WRITTEN REQUEST
Convert the items, from their start through the line that contains "The vertical end edge 111 is at (303, 238)." inclusive, into a JSON list of strings with one string per line. Skip blank lines and leave the pictures out.

________________________________________

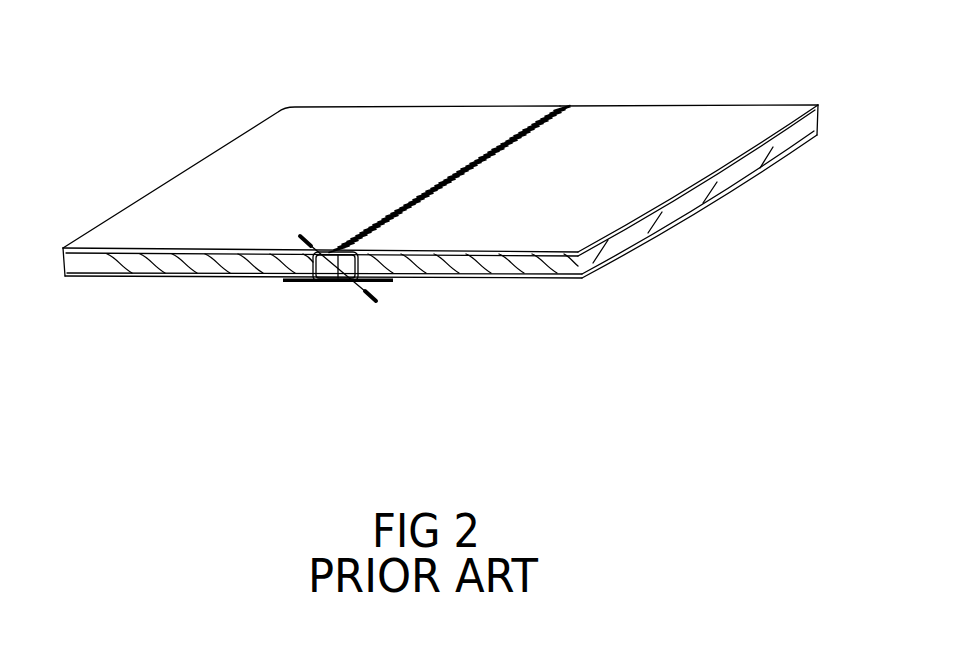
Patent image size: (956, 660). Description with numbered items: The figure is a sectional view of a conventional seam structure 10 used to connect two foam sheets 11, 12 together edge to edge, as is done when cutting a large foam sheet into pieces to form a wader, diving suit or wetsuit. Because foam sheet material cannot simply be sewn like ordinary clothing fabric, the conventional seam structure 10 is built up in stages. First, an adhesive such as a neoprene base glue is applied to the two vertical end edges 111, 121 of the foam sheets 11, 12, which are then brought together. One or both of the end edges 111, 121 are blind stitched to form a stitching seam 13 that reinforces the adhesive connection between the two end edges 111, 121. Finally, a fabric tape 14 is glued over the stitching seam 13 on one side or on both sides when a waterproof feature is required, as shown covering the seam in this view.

The seam structure 10 is at (307, 291).
The foam sheet 11 is at (397, 137).
The foam sheet 12 is at (675, 130).
The stitching seam 13 is at (535, 107).
The fabric tape 14 is at (349, 283).
The vertical end edge 111 is at (303, 238).
The vertical end edge 121 is at (375, 300).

________________________________________

TASK RESPONSE
[
  "Patent image size: (956, 660). Description with numbered items: The figure is a sectional view of a conventional seam structure 10 used to connect two foam sheets 11, 12 together edge to edge, as is done when cutting a large foam sheet into pieces to form a wader, diving suit or wetsuit. Because foam sheet material cannot simply be sewn like ordinary clothing fabric, the conventional seam structure 10 is built up in stages. First, an adhesive such as a neoprene base glue is applied to the two vertical end edges 111, 121 of the foam sheets 11, 12, which are then brought together. One or both of the end edges 111, 121 are blind stitched to form a stitching seam 13 that reinforces the adhesive connection between the two end edges 111, 121. Finally, a fabric tape 14 is glued over the stitching seam 13 on one side or on both sides when a waterproof feature is required, as shown covering the seam in this view.",
  "The seam structure 10 is at (307, 291).",
  "The foam sheet 11 is at (397, 137).",
  "The foam sheet 12 is at (675, 130).",
  "The stitching seam 13 is at (535, 107).",
  "The fabric tape 14 is at (349, 283).",
  "The vertical end edge 111 is at (303, 238)."
]